— begin Dataset extract —

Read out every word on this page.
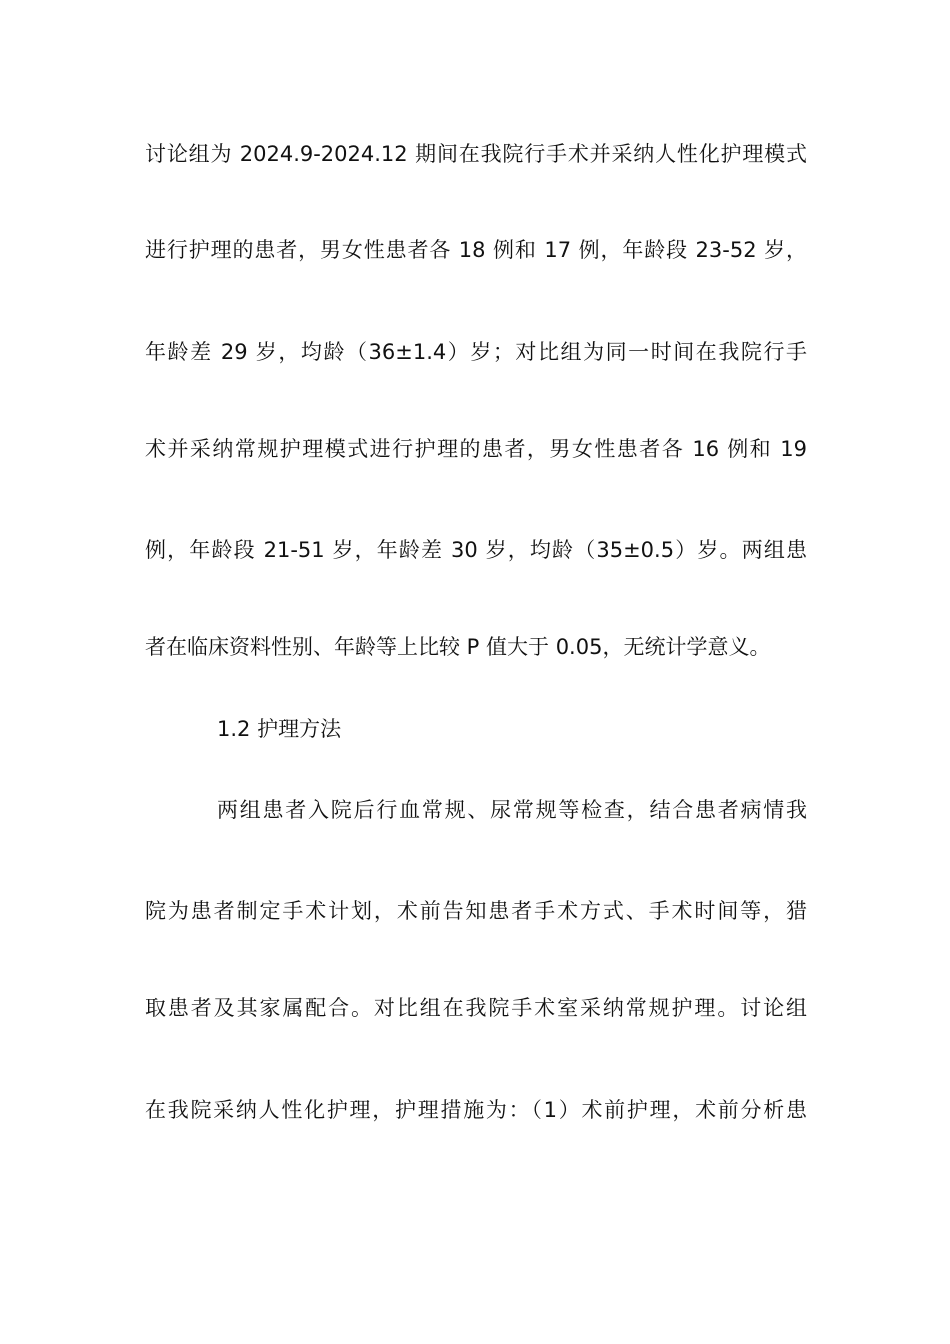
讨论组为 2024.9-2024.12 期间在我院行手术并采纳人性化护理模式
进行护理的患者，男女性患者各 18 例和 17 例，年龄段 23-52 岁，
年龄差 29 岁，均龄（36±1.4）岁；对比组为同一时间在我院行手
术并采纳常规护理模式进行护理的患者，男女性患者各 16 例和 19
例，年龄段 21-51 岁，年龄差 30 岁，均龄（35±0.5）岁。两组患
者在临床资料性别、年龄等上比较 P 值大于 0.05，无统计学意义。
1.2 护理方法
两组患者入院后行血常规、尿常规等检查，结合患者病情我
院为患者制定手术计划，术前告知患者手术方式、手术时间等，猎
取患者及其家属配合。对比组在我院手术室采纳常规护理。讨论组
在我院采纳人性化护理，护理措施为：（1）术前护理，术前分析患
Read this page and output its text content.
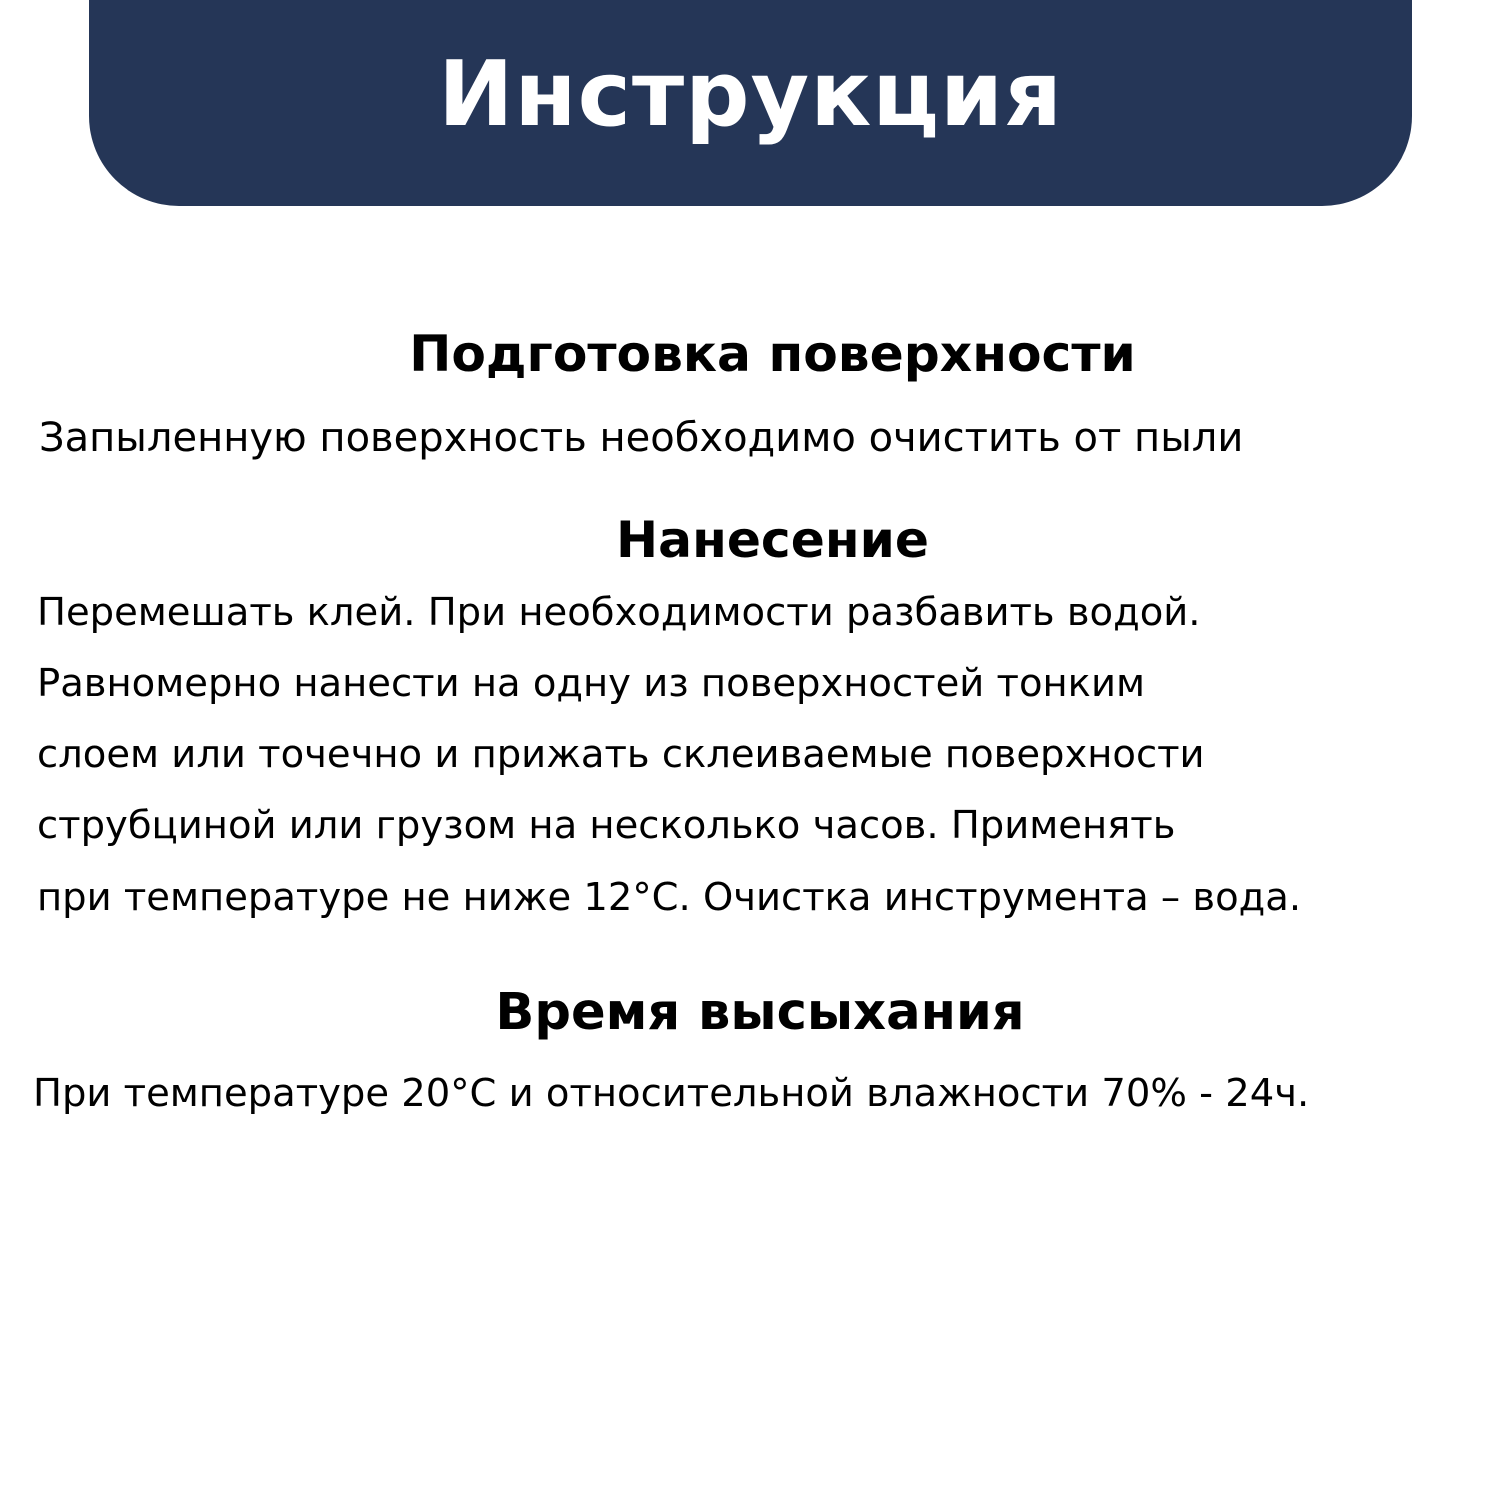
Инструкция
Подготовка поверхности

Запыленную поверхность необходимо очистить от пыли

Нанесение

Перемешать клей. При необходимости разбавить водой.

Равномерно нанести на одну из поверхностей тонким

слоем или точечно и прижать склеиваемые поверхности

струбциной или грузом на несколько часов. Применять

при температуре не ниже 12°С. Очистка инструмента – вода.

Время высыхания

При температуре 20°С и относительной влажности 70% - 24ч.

— end Dataset extract —
— begin Dataset extract —

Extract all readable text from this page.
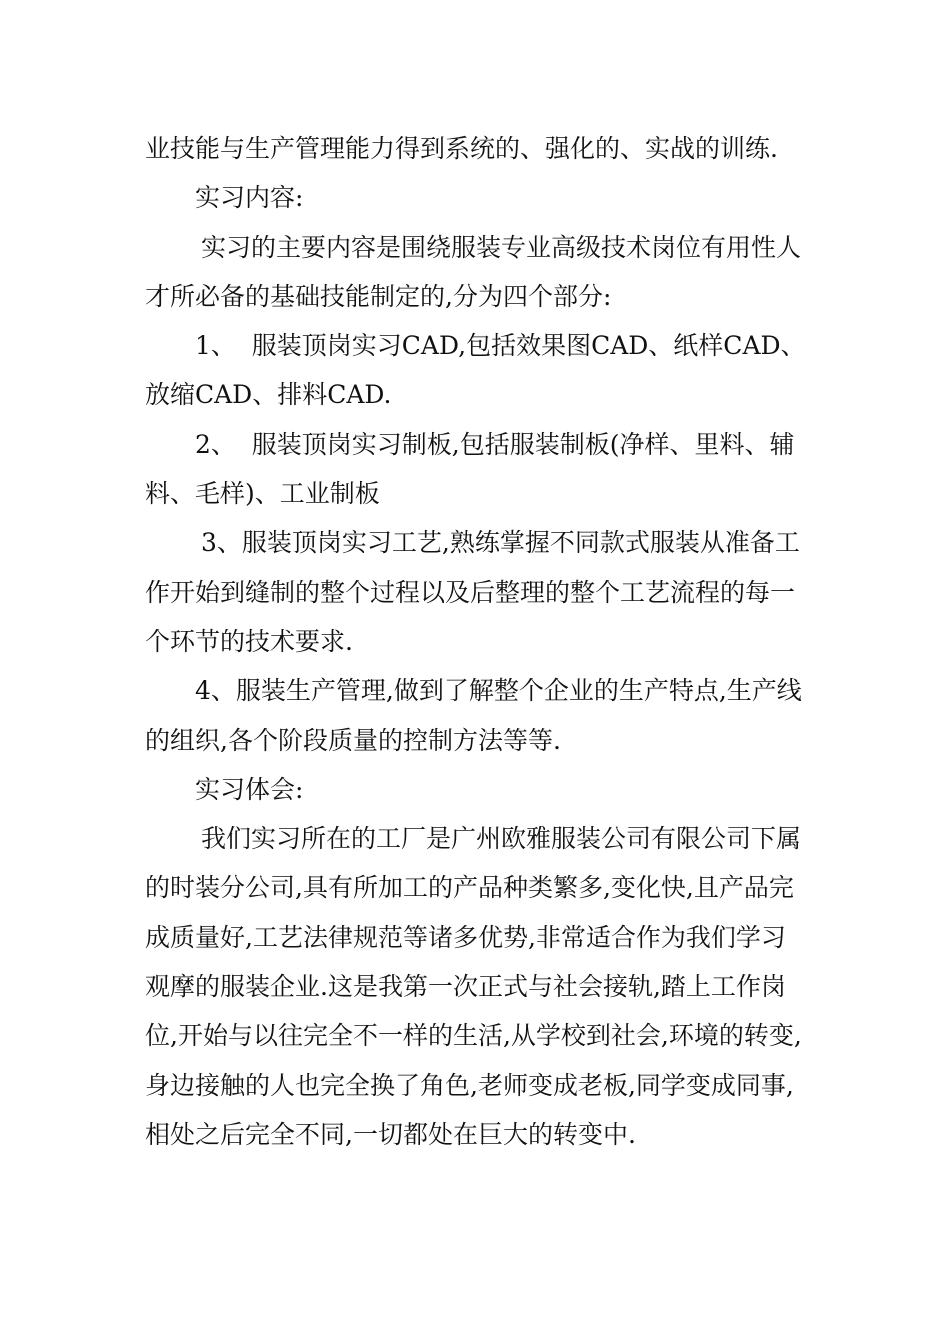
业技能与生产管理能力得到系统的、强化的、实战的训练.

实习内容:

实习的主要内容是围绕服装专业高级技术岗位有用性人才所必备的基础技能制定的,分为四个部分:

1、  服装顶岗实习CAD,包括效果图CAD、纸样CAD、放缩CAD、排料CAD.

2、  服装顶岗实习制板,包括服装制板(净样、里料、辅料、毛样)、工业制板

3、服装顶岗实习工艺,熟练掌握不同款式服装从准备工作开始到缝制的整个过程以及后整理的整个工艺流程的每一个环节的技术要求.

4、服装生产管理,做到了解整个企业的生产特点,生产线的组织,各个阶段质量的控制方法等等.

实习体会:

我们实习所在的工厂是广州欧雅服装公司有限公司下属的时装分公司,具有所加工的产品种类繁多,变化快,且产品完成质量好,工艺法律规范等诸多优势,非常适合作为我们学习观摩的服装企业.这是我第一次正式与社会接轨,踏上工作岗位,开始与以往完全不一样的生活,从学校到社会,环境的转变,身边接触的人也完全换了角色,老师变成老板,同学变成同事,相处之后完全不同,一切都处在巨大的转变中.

— end Dataset extract —

▶ [Goal]:
Filter the records above for "поверхности" and copy every matching line.

▶ [Exercise solution]:
Подготовка поверхности
слоем или точечно и прижать склеиваемые поверхности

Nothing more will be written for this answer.